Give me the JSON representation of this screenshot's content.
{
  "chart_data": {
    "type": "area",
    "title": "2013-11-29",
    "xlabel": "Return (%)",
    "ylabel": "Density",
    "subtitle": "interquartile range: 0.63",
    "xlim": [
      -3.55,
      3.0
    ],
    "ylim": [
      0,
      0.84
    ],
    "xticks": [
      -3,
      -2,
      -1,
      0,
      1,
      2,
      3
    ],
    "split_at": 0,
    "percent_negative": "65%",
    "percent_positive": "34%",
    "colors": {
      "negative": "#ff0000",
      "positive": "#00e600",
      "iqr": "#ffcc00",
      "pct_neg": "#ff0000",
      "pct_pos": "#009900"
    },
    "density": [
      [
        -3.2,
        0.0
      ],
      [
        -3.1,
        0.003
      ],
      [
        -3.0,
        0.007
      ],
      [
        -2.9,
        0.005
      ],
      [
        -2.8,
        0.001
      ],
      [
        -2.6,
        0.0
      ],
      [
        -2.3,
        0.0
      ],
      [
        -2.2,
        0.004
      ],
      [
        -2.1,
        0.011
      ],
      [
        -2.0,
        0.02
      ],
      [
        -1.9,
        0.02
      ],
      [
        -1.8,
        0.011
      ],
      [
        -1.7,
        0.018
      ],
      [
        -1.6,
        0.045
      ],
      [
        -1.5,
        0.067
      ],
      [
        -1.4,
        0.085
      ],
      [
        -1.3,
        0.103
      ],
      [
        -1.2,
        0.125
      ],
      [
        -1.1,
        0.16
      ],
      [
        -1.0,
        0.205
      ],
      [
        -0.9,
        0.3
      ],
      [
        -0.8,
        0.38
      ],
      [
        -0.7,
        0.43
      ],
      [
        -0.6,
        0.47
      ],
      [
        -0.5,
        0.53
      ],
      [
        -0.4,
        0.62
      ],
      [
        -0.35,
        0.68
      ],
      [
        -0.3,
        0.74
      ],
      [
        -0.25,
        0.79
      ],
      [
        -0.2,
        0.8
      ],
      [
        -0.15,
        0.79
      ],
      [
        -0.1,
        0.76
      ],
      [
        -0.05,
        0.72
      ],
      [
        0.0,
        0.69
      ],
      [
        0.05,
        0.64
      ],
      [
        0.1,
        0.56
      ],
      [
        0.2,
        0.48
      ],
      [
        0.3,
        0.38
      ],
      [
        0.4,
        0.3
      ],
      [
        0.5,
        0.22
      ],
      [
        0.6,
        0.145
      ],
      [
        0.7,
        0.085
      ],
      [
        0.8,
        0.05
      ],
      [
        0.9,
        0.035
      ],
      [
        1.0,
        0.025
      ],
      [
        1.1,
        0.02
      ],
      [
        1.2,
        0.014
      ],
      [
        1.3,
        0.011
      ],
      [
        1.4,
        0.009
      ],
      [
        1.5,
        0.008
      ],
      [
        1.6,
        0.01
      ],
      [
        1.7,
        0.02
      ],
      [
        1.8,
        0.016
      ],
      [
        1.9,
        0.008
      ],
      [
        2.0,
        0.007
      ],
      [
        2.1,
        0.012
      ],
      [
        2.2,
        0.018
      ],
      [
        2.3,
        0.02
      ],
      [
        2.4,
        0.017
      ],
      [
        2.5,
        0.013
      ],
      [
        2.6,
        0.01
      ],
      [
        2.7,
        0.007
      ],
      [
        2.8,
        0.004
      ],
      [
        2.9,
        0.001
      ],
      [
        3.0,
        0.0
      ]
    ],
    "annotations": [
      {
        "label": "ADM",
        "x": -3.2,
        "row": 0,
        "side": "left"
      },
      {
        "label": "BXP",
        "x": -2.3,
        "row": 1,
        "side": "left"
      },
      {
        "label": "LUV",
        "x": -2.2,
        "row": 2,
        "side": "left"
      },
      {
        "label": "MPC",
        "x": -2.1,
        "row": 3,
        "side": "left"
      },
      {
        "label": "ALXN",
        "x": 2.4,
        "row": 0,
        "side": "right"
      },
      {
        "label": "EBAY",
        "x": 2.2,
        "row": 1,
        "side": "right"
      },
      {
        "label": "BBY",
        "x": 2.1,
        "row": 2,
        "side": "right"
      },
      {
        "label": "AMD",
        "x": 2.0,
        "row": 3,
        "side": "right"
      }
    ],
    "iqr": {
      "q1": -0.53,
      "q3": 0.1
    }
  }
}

* Instructions for the task
Your task is to output all of the data above word for word.

* Reply
Give me the JSON representation of this screenshot's content.
{
  "chart_data": {
    "type": "area",
    "title": "2013-11-29",
    "xlabel": "Return (%)",
    "ylabel": "Density",
    "subtitle": "interquartile range: 0.63",
    "xlim": [
      -3.55,
      3.0
    ],
    "ylim": [
      0,
      0.84
    ],
    "xticks": [
      -3,
      -2,
      -1,
      0,
      1,
      2,
      3
    ],
    "split_at": 0,
    "percent_negative": "65%",
    "percent_positive": "34%",
    "colors": {
      "negative": "#ff0000",
      "positive": "#00e600",
      "iqr": "#ffcc00",
      "pct_neg": "#ff0000",
      "pct_pos": "#009900"
    },
    "density": [
      [
        -3.2,
        0.0
      ],
      [
        -3.1,
        0.003
      ],
      [
        -3.0,
        0.007
      ],
      [
        -2.9,
        0.005
      ],
      [
        -2.8,
        0.001
      ],
      [
        -2.6,
        0.0
      ],
      [
        -2.3,
        0.0
      ],
      [
        -2.2,
        0.004
      ],
      [
        -2.1,
        0.011
      ],
      [
        -2.0,
        0.02
      ],
      [
        -1.9,
        0.02
      ],
      [
        -1.8,
        0.011
      ],
      [
        -1.7,
        0.018
      ],
      [
        -1.6,
        0.045
      ],
      [
        -1.5,
        0.067
      ],
      [
        -1.4,
        0.085
      ],
      [
        -1.3,
        0.103
      ],
      [
        -1.2,
        0.125
      ],
      [
        -1.1,
        0.16
      ],
      [
        -1.0,
        0.205
      ],
      [
        -0.9,
        0.3
      ],
      [
        -0.8,
        0.38
      ],
      [
        -0.7,
        0.43
      ],
      [
        -0.6,
        0.47
      ],
      [
        -0.5,
        0.53
      ],
      [
        -0.4,
        0.62
      ],
      [
        -0.35,
        0.68
      ],
      [
        -0.3,
        0.74
      ],
      [
        -0.25,
        0.79
      ],
      [
        -0.2,
        0.8
      ],
      [
        -0.15,
        0.79
      ],
      [
        -0.1,
        0.76
      ],
      [
        -0.05,
        0.72
      ],
      [
        0.0,
        0.69
      ],
      [
        0.05,
        0.64
      ],
      [
        0.1,
        0.56
      ],
      [
        0.2,
        0.48
      ],
      [
        0.3,
        0.38
      ],
      [
        0.4,
        0.3
      ],
      [
        0.5,
        0.22
      ],
      [
        0.6,
        0.145
      ],
      [
        0.7,
        0.085
      ],
      [
        0.8,
        0.05
      ],
      [
        0.9,
        0.035
      ],
      [
        1.0,
        0.025
      ],
      [
        1.1,
        0.02
      ],
      [
        1.2,
        0.014
      ],
      [
        1.3,
        0.011
      ],
      [
        1.4,
        0.009
      ],
      [
        1.5,
        0.008
      ],
      [
        1.6,
        0.01
      ],
      [
        1.7,
        0.02
      ],
      [
        1.8,
        0.016
      ],
      [
        1.9,
        0.008
      ],
      [
        2.0,
        0.007
      ],
      [
        2.1,
        0.012
      ],
      [
        2.2,
        0.018
      ],
      [
        2.3,
        0.02
      ],
      [
        2.4,
        0.017
      ],
      [
        2.5,
        0.013
      ],
      [
        2.6,
        0.01
      ],
      [
        2.7,
        0.007
      ],
      [
        2.8,
        0.004
      ],
      [
        2.9,
        0.001
      ],
      [
        3.0,
        0.0
      ]
    ],
    "annotations": [
      {
        "label": "ADM",
        "x": -3.2,
        "row": 0,
        "side": "left"
      },
      {
        "label": "BXP",
        "x": -2.3,
        "row": 1,
        "side": "left"
      },
      {
        "label": "LUV",
        "x": -2.2,
        "row": 2,
        "side": "left"
      },
      {
        "label": "MPC",
        "x": -2.1,
        "row": 3,
        "side": "left"
      },
      {
        "label": "ALXN",
        "x": 2.4,
        "row": 0,
        "side": "right"
      },
      {
        "label": "EBAY",
        "x": 2.2,
        "row": 1,
        "side": "right"
      },
      {
        "label": "BBY",
        "x": 2.1,
        "row": 2,
        "side": "right"
      },
      {
        "label": "AMD",
        "x": 2.0,
        "row": 3,
        "side": "right"
      }
    ],
    "iqr": {
      "q1": -0.53,
      "q3": 0.1
    }
  }
}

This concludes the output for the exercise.